→ **The exercise**
Copy every line of the data exactly, leaving nothing out.

→ **Material**
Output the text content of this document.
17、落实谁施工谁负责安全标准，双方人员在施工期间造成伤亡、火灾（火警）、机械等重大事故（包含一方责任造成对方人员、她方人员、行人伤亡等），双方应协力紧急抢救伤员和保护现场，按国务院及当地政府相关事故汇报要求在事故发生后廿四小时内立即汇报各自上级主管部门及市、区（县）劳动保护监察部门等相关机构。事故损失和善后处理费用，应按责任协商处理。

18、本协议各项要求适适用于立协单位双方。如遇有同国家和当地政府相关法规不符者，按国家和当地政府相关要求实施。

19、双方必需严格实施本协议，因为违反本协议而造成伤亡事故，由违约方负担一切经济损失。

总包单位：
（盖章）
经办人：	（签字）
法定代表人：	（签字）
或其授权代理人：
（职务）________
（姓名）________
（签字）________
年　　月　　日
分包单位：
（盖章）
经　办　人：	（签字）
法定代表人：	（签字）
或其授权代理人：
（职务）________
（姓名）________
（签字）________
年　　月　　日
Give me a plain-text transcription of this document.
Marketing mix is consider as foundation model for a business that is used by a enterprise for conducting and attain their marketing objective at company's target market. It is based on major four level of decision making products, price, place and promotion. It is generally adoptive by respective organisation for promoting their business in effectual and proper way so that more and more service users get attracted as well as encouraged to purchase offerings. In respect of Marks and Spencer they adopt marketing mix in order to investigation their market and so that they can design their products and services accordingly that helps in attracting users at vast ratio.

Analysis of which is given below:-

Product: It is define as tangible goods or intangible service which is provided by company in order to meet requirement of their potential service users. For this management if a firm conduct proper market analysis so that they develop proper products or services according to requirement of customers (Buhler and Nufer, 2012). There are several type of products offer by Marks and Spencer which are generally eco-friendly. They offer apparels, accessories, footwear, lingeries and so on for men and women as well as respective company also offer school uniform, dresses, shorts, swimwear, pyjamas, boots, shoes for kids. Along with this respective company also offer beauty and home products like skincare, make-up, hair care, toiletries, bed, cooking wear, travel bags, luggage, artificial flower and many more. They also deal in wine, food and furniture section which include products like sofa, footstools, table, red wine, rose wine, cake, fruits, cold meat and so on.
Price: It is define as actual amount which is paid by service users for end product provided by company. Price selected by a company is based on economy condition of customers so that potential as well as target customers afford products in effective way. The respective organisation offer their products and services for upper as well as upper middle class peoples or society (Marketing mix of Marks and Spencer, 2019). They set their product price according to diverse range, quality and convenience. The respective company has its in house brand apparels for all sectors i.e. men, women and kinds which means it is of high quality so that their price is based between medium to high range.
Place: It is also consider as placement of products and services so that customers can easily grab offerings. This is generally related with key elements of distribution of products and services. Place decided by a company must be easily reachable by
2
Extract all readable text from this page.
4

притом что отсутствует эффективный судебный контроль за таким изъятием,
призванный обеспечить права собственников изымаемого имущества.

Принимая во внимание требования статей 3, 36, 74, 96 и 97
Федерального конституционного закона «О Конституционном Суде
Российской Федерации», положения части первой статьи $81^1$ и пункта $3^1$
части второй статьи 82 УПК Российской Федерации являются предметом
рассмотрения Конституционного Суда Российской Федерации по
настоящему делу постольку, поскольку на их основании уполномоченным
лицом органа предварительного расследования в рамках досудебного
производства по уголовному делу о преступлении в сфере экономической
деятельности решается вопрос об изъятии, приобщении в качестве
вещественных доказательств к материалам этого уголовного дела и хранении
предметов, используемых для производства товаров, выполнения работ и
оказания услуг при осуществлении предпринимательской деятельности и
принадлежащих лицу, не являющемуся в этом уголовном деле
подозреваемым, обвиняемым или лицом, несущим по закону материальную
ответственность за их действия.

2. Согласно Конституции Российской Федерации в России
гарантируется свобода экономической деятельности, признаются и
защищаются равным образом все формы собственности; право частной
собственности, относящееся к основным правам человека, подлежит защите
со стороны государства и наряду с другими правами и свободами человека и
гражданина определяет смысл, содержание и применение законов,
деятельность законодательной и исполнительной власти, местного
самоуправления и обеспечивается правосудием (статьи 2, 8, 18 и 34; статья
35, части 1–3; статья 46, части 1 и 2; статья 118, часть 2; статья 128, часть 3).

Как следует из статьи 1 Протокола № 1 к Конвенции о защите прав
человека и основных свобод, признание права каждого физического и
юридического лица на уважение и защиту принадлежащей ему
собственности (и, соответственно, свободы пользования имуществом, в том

→ **Result of this exercise**
Output the text content of this document.
17、落实谁施工谁负责安全标准，双方人员在施工期间造成伤亡、火灾（火警）、机械等重大事故（包含一方责任造成对方人员、她方人员、行人伤亡等），双方应协力紧急抢救伤员和保护现场，按国务院及当地政府相关事故汇报要求在事故发生后廿四小时内立即汇报各自上级主管部门及市、区（县）劳动保护监察部门等相关机构。事故损失和善后处理费用，应按责任协商处理。

18、本协议各项要求适适用于立协单位双方。如遇有同国家和当地政府相关法规不符者，按国家和当地政府相关要求实施。

19、双方必需严格实施本协议，因为违反本协议而造成伤亡事故，由违约方负担一切经济损失。

总包单位：
（盖章）
经办人：	（签字）
法定代表人：	（签字）
或其授权代理人：
（职务）________
（姓名）________
（签字）________
年　　月　　日
分包单位：
（盖章）
经　办　人：	（签字）
法定代表人：	（签字）
或其授权代理人：
（职务）________
（姓名）________
（签字）________
年　　月　　日
Give me a plain-text transcription of this document.
Marketing mix is consider as foundation model for a business that is used by a enterprise for conducting and attain their marketing objective at company's target market. It is based on major four level of decision making products, price, place and promotion. It is generally adoptive by respective organisation for promoting their business in effectual and proper way so that more and more service users get attracted as well as encouraged to purchase offerings. In respect of Marks and Spencer they adopt marketing mix in order to investigation their market and so that they can design their products and services accordingly that helps in attracting users at vast ratio.

Analysis of which is given below:-

Product: It is define as tangible goods or intangible service which is provided by company in order to meet requirement of their potential service users. For this management if a firm conduct proper market analysis so that they develop proper products or services according to requirement of customers (Buhler and Nufer, 2012). There are several type of products offer by Marks and Spencer which are generally eco-friendly. They offer apparels, accessories, footwear, lingeries and so on for men and women as well as respective company also offer school uniform, dresses, shorts, swimwear, pyjamas, boots, shoes for kids. Along with this respective company also offer beauty and home products like skincare, make-up, hair care, toiletries, bed, cooking wear, travel bags, luggage, artificial flower and many more. They also deal in wine, food and furniture section which include products like sofa, footstools, table, red wine, rose wine, cake, fruits, cold meat and so on.
Price: It is define as actual amount which is paid by service users for end product provided by company. Price selected by a company is based on economy condition of customers so that potential as well as target customers afford products in effective way. The respective organisation offer their products and services for upper as well as upper middle class peoples or society (Marketing mix of Marks and Spencer, 2019). They set their product price according to diverse range, quality and convenience. The respective company has its in house brand apparels for all sectors i.e. men, women and kinds which means it is of high quality so that their price is based between medium to high range.
Place: It is also consider as placement of products and services so that customers can easily grab offerings. This is generally related with key elements of distribution of products and services. Place decided by a company must be easily reachable by
2
Extract all readable text from this page.
4

притом что отсутствует эффективный судебный контроль за таким изъятием,
призванный обеспечить права собственников изымаемого имущества.

Принимая во внимание требования статей 3, 36, 74, 96 и 97
Федерального конституционного закона «О Конституционном Суде
Российской Федерации», положения части первой статьи $81^1$ и пункта $3^1$
части второй статьи 82 УПК Российской Федерации являются предметом
рассмотрения Конституционного Суда Российской Федерации по
настоящему делу постольку, поскольку на их основании уполномоченным
лицом органа предварительного расследования в рамках досудебного
производства по уголовному делу о преступлении в сфере экономической
деятельности решается вопрос об изъятии, приобщении в качестве
вещественных доказательств к материалам этого уголовного дела и хранении
предметов, используемых для производства товаров, выполнения работ и
оказания услуг при осуществлении предпринимательской деятельности и
принадлежащих лицу, не являющемуся в этом уголовном деле
подозреваемым, обвиняемым или лицом, несущим по закону материальную
ответственность за их действия.

2. Согласно Конституции Российской Федерации в России
гарантируется свобода экономической деятельности, признаются и
защищаются равным образом все формы собственности; право частной
собственности, относящееся к основным правам человека, подлежит защите
со стороны государства и наряду с другими правами и свободами человека и
гражданина определяет смысл, содержание и применение законов,
деятельность законодательной и исполнительной власти, местного
самоуправления и обеспечивается правосудием (статьи 2, 8, 18 и 34; статья
35, части 1–3; статья 46, части 1 и 2; статья 118, часть 2; статья 128, часть 3).

Как следует из статьи 1 Протокола № 1 к Конвенции о защите прав
человека и основных свобод, признание права каждого физического и
юридического лица на уважение и защиту принадлежащей ему
собственности (и, соответственно, свободы пользования имуществом, в том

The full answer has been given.